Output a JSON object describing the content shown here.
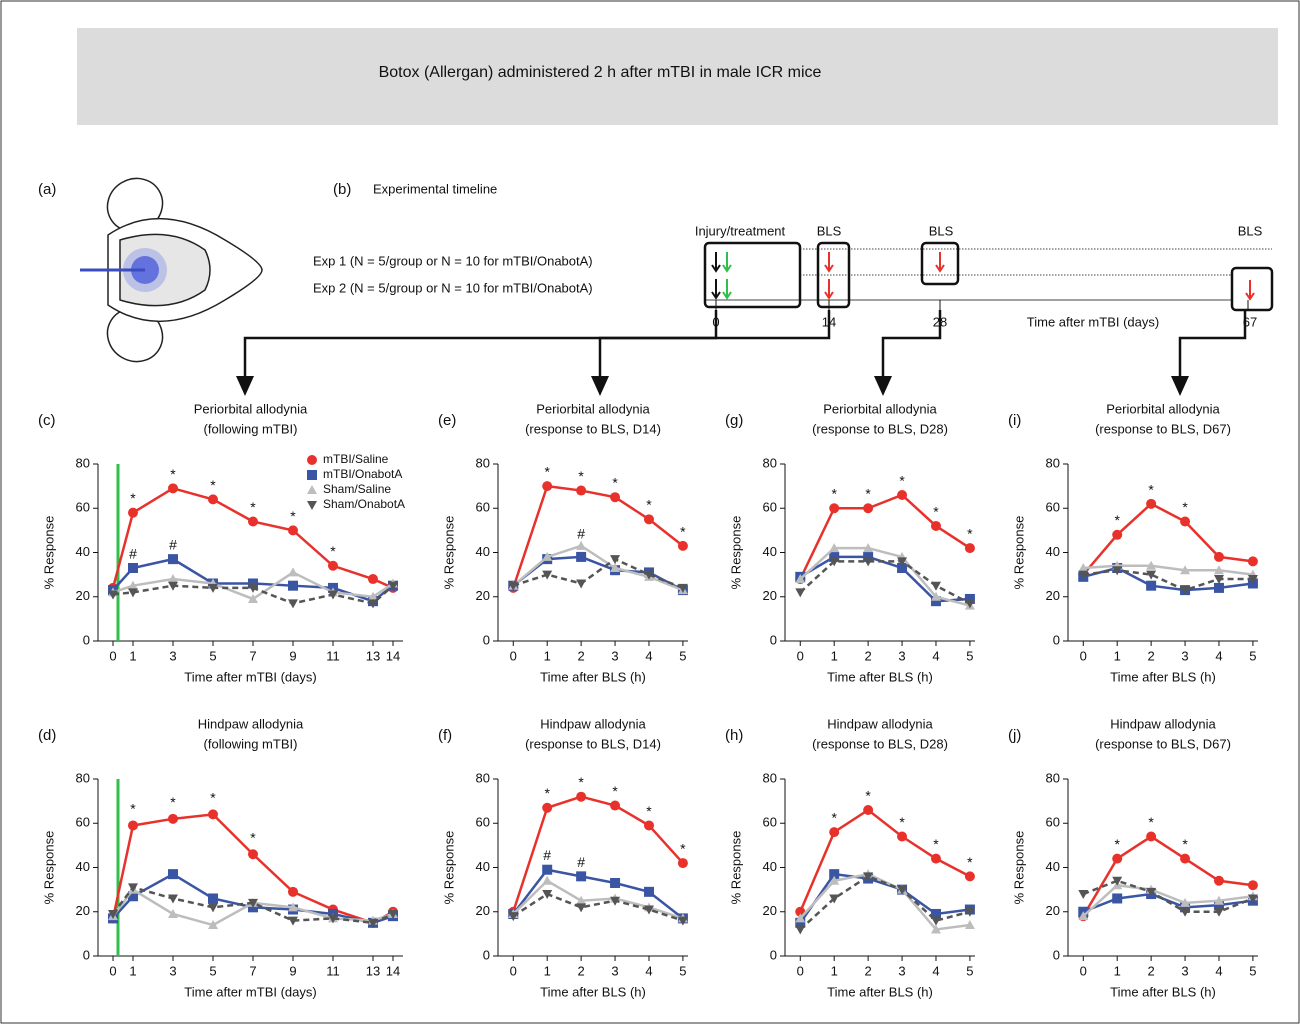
{
  "figure": {
    "banner": "Botox (Allergan) administered 2 h after mTBI in male ICR mice",
    "panel_a": "(a)",
    "panel_b": "(b)"
  },
  "timeline": {
    "title": "Experimental timeline",
    "labels": [
      "Injury/treatment",
      "BLS",
      "BLS",
      "BLS"
    ],
    "experiments": [
      "Exp 1 (N = 5/group or N = 10 for mTBI/OnabotA)",
      "Exp 2 (N = 5/group or N = 10 for mTBI/OnabotA)"
    ],
    "ticks": [
      "0",
      "14",
      "28",
      "67"
    ],
    "axis_label": "Time after mTBI (days)"
  },
  "chart_data": [
    {
      "type": "line",
      "panel": "(c)",
      "title": "Periorbital allodynia",
      "subtitle": "(following mTBI)",
      "x_label": "Time after mTBI (days)",
      "y_label": "% Response",
      "x": [
        0,
        1,
        3,
        5,
        7,
        9,
        11,
        13,
        14
      ],
      "xlim": [
        -0.75,
        14.5
      ],
      "xticks": [
        0,
        1,
        3,
        5,
        7,
        9,
        11,
        13,
        14
      ],
      "ylim": [
        0,
        80
      ],
      "yticks": [
        0,
        20,
        40,
        60,
        80
      ],
      "injury_line": {
        "x": 0.25,
        "color": "#2fbf4a"
      },
      "legend": "upper right",
      "series": [
        {
          "name": "mTBI/Saline",
          "color": "#e8312a",
          "marker": "circle",
          "dash": false,
          "values": [
            24,
            58,
            69,
            64,
            54,
            50,
            34,
            28,
            24
          ]
        },
        {
          "name": "mTBI/OnabotA",
          "color": "#3a55a4",
          "marker": "square",
          "dash": false,
          "values": [
            23,
            33,
            37,
            26,
            26,
            25,
            24,
            18,
            25
          ]
        },
        {
          "name": "Sham/Saline",
          "color": "#bdbdbd",
          "marker": "triangle-up",
          "dash": false,
          "values": [
            22,
            25,
            28,
            26,
            19,
            31,
            22,
            20,
            26
          ]
        },
        {
          "name": "Sham/OnabotA",
          "color": "#555555",
          "marker": "triangle-down",
          "dash": true,
          "values": [
            21,
            22,
            25,
            24,
            24,
            17,
            21,
            17,
            25
          ]
        }
      ],
      "annotations": [
        {
          "text": "*",
          "x": 1,
          "y": 64,
          "color": "#e8312a"
        },
        {
          "text": "*",
          "x": 3,
          "y": 75,
          "color": "#e8312a"
        },
        {
          "text": "*",
          "x": 5,
          "y": 70,
          "color": "#e8312a"
        },
        {
          "text": "*",
          "x": 7,
          "y": 60,
          "color": "#e8312a"
        },
        {
          "text": "*",
          "x": 9,
          "y": 56,
          "color": "#e8312a"
        },
        {
          "text": "*",
          "x": 11,
          "y": 40,
          "color": "#e8312a"
        },
        {
          "text": "#",
          "x": 1,
          "y": 39,
          "color": "#3a55a4"
        },
        {
          "text": "#",
          "x": 3,
          "y": 43,
          "color": "#3a55a4"
        }
      ]
    },
    {
      "type": "line",
      "panel": "(d)",
      "title": "Hindpaw allodynia",
      "subtitle": "(following mTBI)",
      "x_label": "Time after mTBI (days)",
      "y_label": "% Response",
      "x": [
        0,
        1,
        3,
        5,
        7,
        9,
        11,
        13,
        14
      ],
      "xlim": [
        -0.75,
        14.5
      ],
      "xticks": [
        0,
        1,
        3,
        5,
        7,
        9,
        11,
        13,
        14
      ],
      "ylim": [
        0,
        80
      ],
      "yticks": [
        0,
        20,
        40,
        60,
        80
      ],
      "injury_line": {
        "x": 0.25,
        "color": "#2fbf4a"
      },
      "series": [
        {
          "name": "mTBI/Saline",
          "color": "#e8312a",
          "marker": "circle",
          "dash": false,
          "values": [
            17,
            59,
            62,
            64,
            46,
            29,
            21,
            15,
            20
          ]
        },
        {
          "name": "mTBI/OnabotA",
          "color": "#3a55a4",
          "marker": "square",
          "dash": false,
          "values": [
            17,
            27,
            37,
            26,
            22,
            21,
            19,
            15,
            18
          ]
        },
        {
          "name": "Sham/Saline",
          "color": "#bdbdbd",
          "marker": "triangle-up",
          "dash": false,
          "values": [
            18,
            30,
            19,
            14,
            24,
            22,
            17,
            16,
            19
          ]
        },
        {
          "name": "Sham/OnabotA",
          "color": "#555555",
          "marker": "triangle-down",
          "dash": true,
          "values": [
            19,
            31,
            26,
            22,
            24,
            16,
            17,
            15,
            19
          ]
        }
      ],
      "annotations": [
        {
          "text": "*",
          "x": 1,
          "y": 66,
          "color": "#e8312a"
        },
        {
          "text": "*",
          "x": 3,
          "y": 69,
          "color": "#e8312a"
        },
        {
          "text": "*",
          "x": 5,
          "y": 71,
          "color": "#e8312a"
        },
        {
          "text": "*",
          "x": 7,
          "y": 53,
          "color": "#e8312a"
        }
      ]
    },
    {
      "type": "line",
      "panel": "(e)",
      "title": "Periorbital allodynia",
      "subtitle": "(response to BLS, D14)",
      "x_label": "Time after BLS (h)",
      "y_label": "% Response",
      "x": [
        0,
        1,
        2,
        3,
        4,
        5
      ],
      "xlim": [
        -0.45,
        5.15
      ],
      "xticks": [
        0,
        1,
        2,
        3,
        4,
        5
      ],
      "ylim": [
        0,
        80
      ],
      "yticks": [
        0,
        20,
        40,
        60,
        80
      ],
      "series": [
        {
          "name": "mTBI/Saline",
          "color": "#e8312a",
          "marker": "circle",
          "dash": false,
          "values": [
            24,
            70,
            68,
            65,
            55,
            43
          ]
        },
        {
          "name": "mTBI/OnabotA",
          "color": "#3a55a4",
          "marker": "square",
          "dash": false,
          "values": [
            25,
            37,
            38,
            32,
            31,
            23
          ]
        },
        {
          "name": "Sham/Saline",
          "color": "#bdbdbd",
          "marker": "triangle-up",
          "dash": false,
          "values": [
            25,
            38,
            43,
            33,
            29,
            23
          ]
        },
        {
          "name": "Sham/OnabotA",
          "color": "#555555",
          "marker": "triangle-down",
          "dash": true,
          "values": [
            25,
            30,
            26,
            37,
            30,
            24
          ]
        }
      ],
      "annotations": [
        {
          "text": "*",
          "x": 1,
          "y": 76,
          "color": "#e8312a"
        },
        {
          "text": "*",
          "x": 2,
          "y": 74,
          "color": "#e8312a"
        },
        {
          "text": "*",
          "x": 3,
          "y": 71,
          "color": "#e8312a"
        },
        {
          "text": "*",
          "x": 4,
          "y": 61,
          "color": "#e8312a"
        },
        {
          "text": "*",
          "x": 5,
          "y": 49,
          "color": "#e8312a"
        },
        {
          "text": "#",
          "x": 2,
          "y": 48,
          "color": "#3a55a4"
        }
      ]
    },
    {
      "type": "line",
      "panel": "(f)",
      "title": "Hindpaw allodynia",
      "subtitle": "(response to BLS, D14)",
      "x_label": "Time after BLS (h)",
      "y_label": "% Response",
      "x": [
        0,
        1,
        2,
        3,
        4,
        5
      ],
      "xlim": [
        -0.45,
        5.15
      ],
      "xticks": [
        0,
        1,
        2,
        3,
        4,
        5
      ],
      "ylim": [
        0,
        80
      ],
      "yticks": [
        0,
        20,
        40,
        60,
        80
      ],
      "series": [
        {
          "name": "mTBI/Saline",
          "color": "#e8312a",
          "marker": "circle",
          "dash": false,
          "values": [
            20,
            67,
            72,
            68,
            59,
            42
          ]
        },
        {
          "name": "mTBI/OnabotA",
          "color": "#3a55a4",
          "marker": "square",
          "dash": false,
          "values": [
            19,
            39,
            36,
            33,
            29,
            17
          ]
        },
        {
          "name": "Sham/Saline",
          "color": "#bdbdbd",
          "marker": "triangle-up",
          "dash": false,
          "values": [
            19,
            34,
            25,
            26,
            22,
            17
          ]
        },
        {
          "name": "Sham/OnabotA",
          "color": "#555555",
          "marker": "triangle-down",
          "dash": true,
          "values": [
            18,
            28,
            22,
            25,
            21,
            16
          ]
        }
      ],
      "annotations": [
        {
          "text": "*",
          "x": 1,
          "y": 73,
          "color": "#e8312a"
        },
        {
          "text": "*",
          "x": 2,
          "y": 78,
          "color": "#e8312a"
        },
        {
          "text": "*",
          "x": 3,
          "y": 74,
          "color": "#e8312a"
        },
        {
          "text": "*",
          "x": 4,
          "y": 65,
          "color": "#e8312a"
        },
        {
          "text": "*",
          "x": 5,
          "y": 48,
          "color": "#e8312a"
        },
        {
          "text": "#",
          "x": 1,
          "y": 45,
          "color": "#3a55a4"
        },
        {
          "text": "#",
          "x": 2,
          "y": 42,
          "color": "#3a55a4"
        }
      ]
    },
    {
      "type": "line",
      "panel": "(g)",
      "title": "Periorbital allodynia",
      "subtitle": "(response to BLS, D28)",
      "x_label": "Time after BLS (h)",
      "y_label": "% Response",
      "x": [
        0,
        1,
        2,
        3,
        4,
        5
      ],
      "xlim": [
        -0.45,
        5.15
      ],
      "xticks": [
        0,
        1,
        2,
        3,
        4,
        5
      ],
      "ylim": [
        0,
        80
      ],
      "yticks": [
        0,
        20,
        40,
        60,
        80
      ],
      "series": [
        {
          "name": "mTBI/Saline",
          "color": "#e8312a",
          "marker": "circle",
          "dash": false,
          "values": [
            28,
            60,
            60,
            66,
            52,
            42
          ]
        },
        {
          "name": "mTBI/OnabotA",
          "color": "#3a55a4",
          "marker": "square",
          "dash": false,
          "values": [
            29,
            38,
            38,
            33,
            18,
            19
          ]
        },
        {
          "name": "Sham/Saline",
          "color": "#bdbdbd",
          "marker": "triangle-up",
          "dash": false,
          "values": [
            28,
            42,
            42,
            38,
            20,
            16
          ]
        },
        {
          "name": "Sham/OnabotA",
          "color": "#555555",
          "marker": "triangle-down",
          "dash": true,
          "values": [
            22,
            36,
            36,
            36,
            25,
            17
          ]
        }
      ],
      "annotations": [
        {
          "text": "*",
          "x": 1,
          "y": 66,
          "color": "#e8312a"
        },
        {
          "text": "*",
          "x": 2,
          "y": 66,
          "color": "#e8312a"
        },
        {
          "text": "*",
          "x": 3,
          "y": 72,
          "color": "#e8312a"
        },
        {
          "text": "*",
          "x": 4,
          "y": 58,
          "color": "#e8312a"
        },
        {
          "text": "*",
          "x": 5,
          "y": 48,
          "color": "#e8312a"
        }
      ]
    },
    {
      "type": "line",
      "panel": "(h)",
      "title": "Hindpaw allodynia",
      "subtitle": "(response to BLS, D28)",
      "x_label": "Time after BLS (h)",
      "y_label": "% Response",
      "x": [
        0,
        1,
        2,
        3,
        4,
        5
      ],
      "xlim": [
        -0.45,
        5.15
      ],
      "xticks": [
        0,
        1,
        2,
        3,
        4,
        5
      ],
      "ylim": [
        0,
        80
      ],
      "yticks": [
        0,
        20,
        40,
        60,
        80
      ],
      "series": [
        {
          "name": "mTBI/Saline",
          "color": "#e8312a",
          "marker": "circle",
          "dash": false,
          "values": [
            20,
            56,
            66,
            54,
            44,
            36
          ]
        },
        {
          "name": "mTBI/OnabotA",
          "color": "#3a55a4",
          "marker": "square",
          "dash": false,
          "values": [
            15,
            37,
            35,
            30,
            19,
            21
          ]
        },
        {
          "name": "Sham/Saline",
          "color": "#bdbdbd",
          "marker": "triangle-up",
          "dash": false,
          "values": [
            17,
            34,
            37,
            30,
            12,
            14
          ]
        },
        {
          "name": "Sham/OnabotA",
          "color": "#555555",
          "marker": "triangle-down",
          "dash": true,
          "values": [
            12,
            26,
            36,
            30,
            16,
            20
          ]
        }
      ],
      "annotations": [
        {
          "text": "*",
          "x": 1,
          "y": 62,
          "color": "#e8312a"
        },
        {
          "text": "*",
          "x": 2,
          "y": 72,
          "color": "#e8312a"
        },
        {
          "text": "*",
          "x": 3,
          "y": 60,
          "color": "#e8312a"
        },
        {
          "text": "*",
          "x": 4,
          "y": 50,
          "color": "#e8312a"
        },
        {
          "text": "*",
          "x": 5,
          "y": 42,
          "color": "#e8312a"
        }
      ]
    },
    {
      "type": "line",
      "panel": "(i)",
      "title": "Periorbital allodynia",
      "subtitle": "(response to BLS, D67)",
      "x_label": "Time after BLS (h)",
      "y_label": "% Response",
      "x": [
        0,
        1,
        2,
        3,
        4,
        5
      ],
      "xlim": [
        -0.45,
        5.15
      ],
      "xticks": [
        0,
        1,
        2,
        3,
        4,
        5
      ],
      "ylim": [
        0,
        80
      ],
      "yticks": [
        0,
        20,
        40,
        60,
        80
      ],
      "series": [
        {
          "name": "mTBI/Saline",
          "color": "#e8312a",
          "marker": "circle",
          "dash": false,
          "values": [
            30,
            48,
            62,
            54,
            38,
            36
          ]
        },
        {
          "name": "mTBI/OnabotA",
          "color": "#3a55a4",
          "marker": "square",
          "dash": false,
          "values": [
            29,
            33,
            25,
            23,
            24,
            26
          ]
        },
        {
          "name": "Sham/Saline",
          "color": "#bdbdbd",
          "marker": "triangle-up",
          "dash": false,
          "values": [
            33,
            34,
            34,
            32,
            32,
            30
          ]
        },
        {
          "name": "Sham/OnabotA",
          "color": "#555555",
          "marker": "triangle-down",
          "dash": true,
          "values": [
            30,
            32,
            30,
            23,
            28,
            28
          ]
        }
      ],
      "annotations": [
        {
          "text": "*",
          "x": 1,
          "y": 54,
          "color": "#e8312a"
        },
        {
          "text": "*",
          "x": 2,
          "y": 68,
          "color": "#e8312a"
        },
        {
          "text": "*",
          "x": 3,
          "y": 60,
          "color": "#e8312a"
        }
      ]
    },
    {
      "type": "line",
      "panel": "(j)",
      "title": "Hindpaw allodynia",
      "subtitle": "(response to BLS, D67)",
      "x_label": "Time after BLS (h)",
      "y_label": "% Response",
      "x": [
        0,
        1,
        2,
        3,
        4,
        5
      ],
      "xlim": [
        -0.45,
        5.15
      ],
      "xticks": [
        0,
        1,
        2,
        3,
        4,
        5
      ],
      "ylim": [
        0,
        80
      ],
      "yticks": [
        0,
        20,
        40,
        60,
        80
      ],
      "series": [
        {
          "name": "mTBI/Saline",
          "color": "#e8312a",
          "marker": "circle",
          "dash": false,
          "values": [
            18,
            44,
            54,
            44,
            34,
            32
          ]
        },
        {
          "name": "mTBI/OnabotA",
          "color": "#3a55a4",
          "marker": "square",
          "dash": false,
          "values": [
            20,
            26,
            28,
            22,
            23,
            25
          ]
        },
        {
          "name": "Sham/Saline",
          "color": "#bdbdbd",
          "marker": "triangle-up",
          "dash": false,
          "values": [
            18,
            32,
            30,
            24,
            25,
            27
          ]
        },
        {
          "name": "Sham/OnabotA",
          "color": "#555555",
          "marker": "triangle-down",
          "dash": true,
          "values": [
            28,
            34,
            29,
            20,
            20,
            26
          ]
        }
      ],
      "annotations": [
        {
          "text": "*",
          "x": 1,
          "y": 50,
          "color": "#e8312a"
        },
        {
          "text": "*",
          "x": 2,
          "y": 60,
          "color": "#e8312a"
        },
        {
          "text": "*",
          "x": 3,
          "y": 50,
          "color": "#e8312a"
        }
      ]
    }
  ]
}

::::::

• Exercise goal
Copy out each line of the records where the string "group" appears.

• Answer to the problem
      "Exp 1 (N = 5/group or N = 10 for mTBI/OnabotA)",
      "Exp 2 (N = 5/group or N = 10 for mTBI/OnabotA)"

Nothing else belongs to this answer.